== The problem ==
In the material below, find all lines with the string "further" and copy them.
* Start Data section *
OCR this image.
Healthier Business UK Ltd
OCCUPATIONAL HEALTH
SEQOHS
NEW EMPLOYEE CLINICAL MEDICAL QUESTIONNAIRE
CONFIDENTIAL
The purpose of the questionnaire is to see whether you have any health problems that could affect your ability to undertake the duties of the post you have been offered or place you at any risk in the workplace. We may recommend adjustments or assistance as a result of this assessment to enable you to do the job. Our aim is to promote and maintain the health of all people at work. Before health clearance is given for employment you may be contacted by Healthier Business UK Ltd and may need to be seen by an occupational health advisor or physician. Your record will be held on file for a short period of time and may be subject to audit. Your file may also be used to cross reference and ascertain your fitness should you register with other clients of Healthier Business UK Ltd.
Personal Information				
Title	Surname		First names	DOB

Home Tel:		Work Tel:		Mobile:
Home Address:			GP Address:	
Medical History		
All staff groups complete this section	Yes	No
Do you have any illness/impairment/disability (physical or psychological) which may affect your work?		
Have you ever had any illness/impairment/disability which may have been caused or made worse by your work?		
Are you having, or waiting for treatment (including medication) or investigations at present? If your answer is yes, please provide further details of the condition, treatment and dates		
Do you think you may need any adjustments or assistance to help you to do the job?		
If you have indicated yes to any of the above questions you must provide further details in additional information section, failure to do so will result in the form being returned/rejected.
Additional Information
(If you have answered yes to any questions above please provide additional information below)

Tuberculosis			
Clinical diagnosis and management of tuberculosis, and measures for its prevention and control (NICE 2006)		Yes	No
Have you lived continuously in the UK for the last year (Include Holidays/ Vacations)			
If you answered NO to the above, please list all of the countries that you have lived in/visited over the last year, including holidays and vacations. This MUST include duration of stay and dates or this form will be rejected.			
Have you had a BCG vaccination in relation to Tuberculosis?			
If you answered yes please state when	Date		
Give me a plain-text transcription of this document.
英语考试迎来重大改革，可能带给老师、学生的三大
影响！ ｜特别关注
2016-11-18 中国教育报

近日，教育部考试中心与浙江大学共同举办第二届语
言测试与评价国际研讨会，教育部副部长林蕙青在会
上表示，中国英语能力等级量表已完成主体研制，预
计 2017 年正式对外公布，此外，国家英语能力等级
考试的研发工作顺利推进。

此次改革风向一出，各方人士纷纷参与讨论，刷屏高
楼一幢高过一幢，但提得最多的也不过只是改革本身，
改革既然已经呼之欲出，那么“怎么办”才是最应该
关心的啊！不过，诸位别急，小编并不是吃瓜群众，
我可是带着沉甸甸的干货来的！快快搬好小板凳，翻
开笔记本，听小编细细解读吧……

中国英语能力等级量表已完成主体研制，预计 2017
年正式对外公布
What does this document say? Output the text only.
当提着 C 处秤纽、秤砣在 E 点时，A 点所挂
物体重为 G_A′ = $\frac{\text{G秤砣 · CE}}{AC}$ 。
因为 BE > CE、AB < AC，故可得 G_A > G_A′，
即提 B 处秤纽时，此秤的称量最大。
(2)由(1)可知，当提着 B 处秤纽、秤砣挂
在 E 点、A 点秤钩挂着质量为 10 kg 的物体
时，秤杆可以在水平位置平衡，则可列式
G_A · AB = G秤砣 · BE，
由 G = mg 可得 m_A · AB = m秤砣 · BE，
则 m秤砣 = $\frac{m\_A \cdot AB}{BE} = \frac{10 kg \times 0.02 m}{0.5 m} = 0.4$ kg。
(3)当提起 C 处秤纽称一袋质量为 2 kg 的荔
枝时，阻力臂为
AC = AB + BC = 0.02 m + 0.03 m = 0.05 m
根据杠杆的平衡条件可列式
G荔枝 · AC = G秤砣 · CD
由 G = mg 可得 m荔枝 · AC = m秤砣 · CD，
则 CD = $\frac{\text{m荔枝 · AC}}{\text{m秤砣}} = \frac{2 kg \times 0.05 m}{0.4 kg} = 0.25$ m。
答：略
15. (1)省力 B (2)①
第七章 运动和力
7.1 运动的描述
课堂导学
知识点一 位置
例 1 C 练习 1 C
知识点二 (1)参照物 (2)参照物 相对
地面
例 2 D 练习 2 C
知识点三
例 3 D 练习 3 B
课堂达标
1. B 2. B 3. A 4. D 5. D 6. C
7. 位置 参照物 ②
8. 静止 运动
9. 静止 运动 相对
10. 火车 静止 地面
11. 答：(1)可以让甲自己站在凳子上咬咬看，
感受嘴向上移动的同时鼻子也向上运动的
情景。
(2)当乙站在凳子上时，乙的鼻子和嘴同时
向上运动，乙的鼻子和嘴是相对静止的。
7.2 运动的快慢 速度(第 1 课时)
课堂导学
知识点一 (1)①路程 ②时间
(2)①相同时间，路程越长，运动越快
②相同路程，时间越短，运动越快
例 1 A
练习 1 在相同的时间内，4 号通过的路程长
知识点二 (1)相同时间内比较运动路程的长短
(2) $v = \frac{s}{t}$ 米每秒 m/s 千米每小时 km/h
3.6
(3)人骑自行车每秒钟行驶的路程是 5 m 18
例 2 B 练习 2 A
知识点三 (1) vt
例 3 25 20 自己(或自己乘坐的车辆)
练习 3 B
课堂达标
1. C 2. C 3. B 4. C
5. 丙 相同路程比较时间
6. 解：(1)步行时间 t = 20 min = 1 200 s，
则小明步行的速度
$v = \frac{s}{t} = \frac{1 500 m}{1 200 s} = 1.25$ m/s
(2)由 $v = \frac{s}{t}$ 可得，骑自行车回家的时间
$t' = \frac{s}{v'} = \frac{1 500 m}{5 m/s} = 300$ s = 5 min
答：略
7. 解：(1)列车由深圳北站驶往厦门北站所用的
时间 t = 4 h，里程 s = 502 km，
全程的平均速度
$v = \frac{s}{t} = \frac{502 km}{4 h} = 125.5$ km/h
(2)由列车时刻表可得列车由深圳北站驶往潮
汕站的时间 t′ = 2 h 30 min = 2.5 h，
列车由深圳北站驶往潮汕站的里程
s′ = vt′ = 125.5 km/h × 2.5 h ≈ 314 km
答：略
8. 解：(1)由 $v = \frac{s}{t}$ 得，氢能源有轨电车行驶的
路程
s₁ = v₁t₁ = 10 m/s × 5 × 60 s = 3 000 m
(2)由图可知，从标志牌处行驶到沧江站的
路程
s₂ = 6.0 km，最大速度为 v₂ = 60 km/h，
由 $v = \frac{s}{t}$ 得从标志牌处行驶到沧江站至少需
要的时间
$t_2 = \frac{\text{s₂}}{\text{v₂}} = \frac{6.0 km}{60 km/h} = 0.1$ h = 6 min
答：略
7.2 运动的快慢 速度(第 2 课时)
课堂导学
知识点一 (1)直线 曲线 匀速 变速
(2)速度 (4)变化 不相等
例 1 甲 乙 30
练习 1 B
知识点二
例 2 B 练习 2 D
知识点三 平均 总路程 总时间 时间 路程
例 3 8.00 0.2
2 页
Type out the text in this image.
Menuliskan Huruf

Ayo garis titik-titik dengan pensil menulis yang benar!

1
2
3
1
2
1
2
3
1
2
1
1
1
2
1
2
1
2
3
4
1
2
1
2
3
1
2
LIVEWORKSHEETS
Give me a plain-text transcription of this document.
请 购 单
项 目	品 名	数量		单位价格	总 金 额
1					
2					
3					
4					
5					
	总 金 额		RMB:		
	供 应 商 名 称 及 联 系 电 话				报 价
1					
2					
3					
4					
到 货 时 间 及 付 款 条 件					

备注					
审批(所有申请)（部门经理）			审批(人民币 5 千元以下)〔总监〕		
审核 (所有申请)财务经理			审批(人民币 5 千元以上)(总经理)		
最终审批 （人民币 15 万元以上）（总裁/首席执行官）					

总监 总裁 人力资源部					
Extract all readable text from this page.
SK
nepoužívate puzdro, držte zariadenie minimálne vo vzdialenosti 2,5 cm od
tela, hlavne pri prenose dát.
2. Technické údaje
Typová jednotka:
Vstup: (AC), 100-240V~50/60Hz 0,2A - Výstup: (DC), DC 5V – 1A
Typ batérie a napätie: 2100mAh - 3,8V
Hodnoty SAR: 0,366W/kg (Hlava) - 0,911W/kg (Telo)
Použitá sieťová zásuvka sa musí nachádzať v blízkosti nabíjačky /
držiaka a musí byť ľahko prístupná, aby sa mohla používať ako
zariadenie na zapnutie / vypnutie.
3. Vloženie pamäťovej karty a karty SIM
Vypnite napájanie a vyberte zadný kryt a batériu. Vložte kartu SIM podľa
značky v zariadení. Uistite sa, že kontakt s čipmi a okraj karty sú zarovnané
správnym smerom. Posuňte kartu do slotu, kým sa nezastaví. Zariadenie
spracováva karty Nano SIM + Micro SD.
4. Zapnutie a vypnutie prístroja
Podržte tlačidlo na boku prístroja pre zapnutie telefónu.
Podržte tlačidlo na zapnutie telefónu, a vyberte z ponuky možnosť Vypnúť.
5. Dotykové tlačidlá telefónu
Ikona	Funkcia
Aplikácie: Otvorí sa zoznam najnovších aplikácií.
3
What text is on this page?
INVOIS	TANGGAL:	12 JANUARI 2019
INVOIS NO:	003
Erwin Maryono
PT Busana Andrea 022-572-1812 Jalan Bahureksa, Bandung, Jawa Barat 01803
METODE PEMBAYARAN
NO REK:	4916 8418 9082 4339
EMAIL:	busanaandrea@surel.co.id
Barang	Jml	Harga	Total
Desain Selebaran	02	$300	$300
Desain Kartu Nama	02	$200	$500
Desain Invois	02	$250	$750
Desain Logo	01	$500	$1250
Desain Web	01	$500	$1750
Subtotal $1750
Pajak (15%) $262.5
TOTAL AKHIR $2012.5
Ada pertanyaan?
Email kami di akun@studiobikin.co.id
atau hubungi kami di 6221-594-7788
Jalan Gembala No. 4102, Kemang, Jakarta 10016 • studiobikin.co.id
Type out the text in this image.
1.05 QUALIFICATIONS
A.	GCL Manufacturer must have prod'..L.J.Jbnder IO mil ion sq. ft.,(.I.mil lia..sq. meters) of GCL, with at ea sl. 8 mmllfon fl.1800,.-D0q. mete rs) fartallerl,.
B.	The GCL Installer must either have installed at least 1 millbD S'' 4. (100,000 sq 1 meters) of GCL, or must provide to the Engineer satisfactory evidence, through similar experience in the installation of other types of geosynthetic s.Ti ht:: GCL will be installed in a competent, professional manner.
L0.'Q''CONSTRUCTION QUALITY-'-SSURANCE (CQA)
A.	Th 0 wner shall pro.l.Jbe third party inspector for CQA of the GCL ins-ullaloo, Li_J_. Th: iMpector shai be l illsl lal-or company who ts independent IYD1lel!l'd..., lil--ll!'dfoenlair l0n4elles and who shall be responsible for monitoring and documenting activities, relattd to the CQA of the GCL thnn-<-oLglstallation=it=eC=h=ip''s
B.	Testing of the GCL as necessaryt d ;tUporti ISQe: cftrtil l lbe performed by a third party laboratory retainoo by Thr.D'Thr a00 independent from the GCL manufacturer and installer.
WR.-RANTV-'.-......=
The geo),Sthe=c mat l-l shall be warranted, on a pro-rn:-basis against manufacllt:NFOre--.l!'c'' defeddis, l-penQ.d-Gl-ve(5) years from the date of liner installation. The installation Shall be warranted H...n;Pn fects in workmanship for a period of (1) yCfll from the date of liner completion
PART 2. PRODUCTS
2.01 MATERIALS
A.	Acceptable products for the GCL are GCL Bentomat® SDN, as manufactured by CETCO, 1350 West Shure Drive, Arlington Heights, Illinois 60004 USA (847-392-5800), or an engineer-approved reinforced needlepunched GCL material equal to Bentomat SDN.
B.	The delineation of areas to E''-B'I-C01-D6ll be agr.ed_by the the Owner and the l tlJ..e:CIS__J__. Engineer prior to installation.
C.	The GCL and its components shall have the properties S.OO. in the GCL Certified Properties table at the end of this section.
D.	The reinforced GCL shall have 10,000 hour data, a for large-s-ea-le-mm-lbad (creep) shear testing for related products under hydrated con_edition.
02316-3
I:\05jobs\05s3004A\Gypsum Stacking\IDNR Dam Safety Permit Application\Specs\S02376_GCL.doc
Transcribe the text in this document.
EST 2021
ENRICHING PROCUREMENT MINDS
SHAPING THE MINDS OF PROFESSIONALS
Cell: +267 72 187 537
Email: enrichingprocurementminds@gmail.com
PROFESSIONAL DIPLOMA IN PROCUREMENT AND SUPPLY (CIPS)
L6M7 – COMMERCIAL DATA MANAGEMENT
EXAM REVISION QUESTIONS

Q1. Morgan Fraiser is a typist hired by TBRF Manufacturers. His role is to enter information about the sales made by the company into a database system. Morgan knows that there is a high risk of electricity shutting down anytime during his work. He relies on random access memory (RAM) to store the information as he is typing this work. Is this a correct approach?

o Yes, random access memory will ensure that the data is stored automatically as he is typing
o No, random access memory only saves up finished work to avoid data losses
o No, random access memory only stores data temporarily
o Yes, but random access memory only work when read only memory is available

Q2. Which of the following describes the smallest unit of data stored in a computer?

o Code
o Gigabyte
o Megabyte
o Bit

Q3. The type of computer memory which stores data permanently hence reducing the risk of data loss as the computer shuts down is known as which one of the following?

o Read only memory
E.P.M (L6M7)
* End Data section *
== Response to the task ==
Are you having, or waiting for treatment (including medication) or investigations at present? If your answer is yes, please provide further details of the condition, treatment and dates		
If you have indicated yes to any of the above questions you must provide further details in additional information section, failure to do so will result in the form being returned/rejected.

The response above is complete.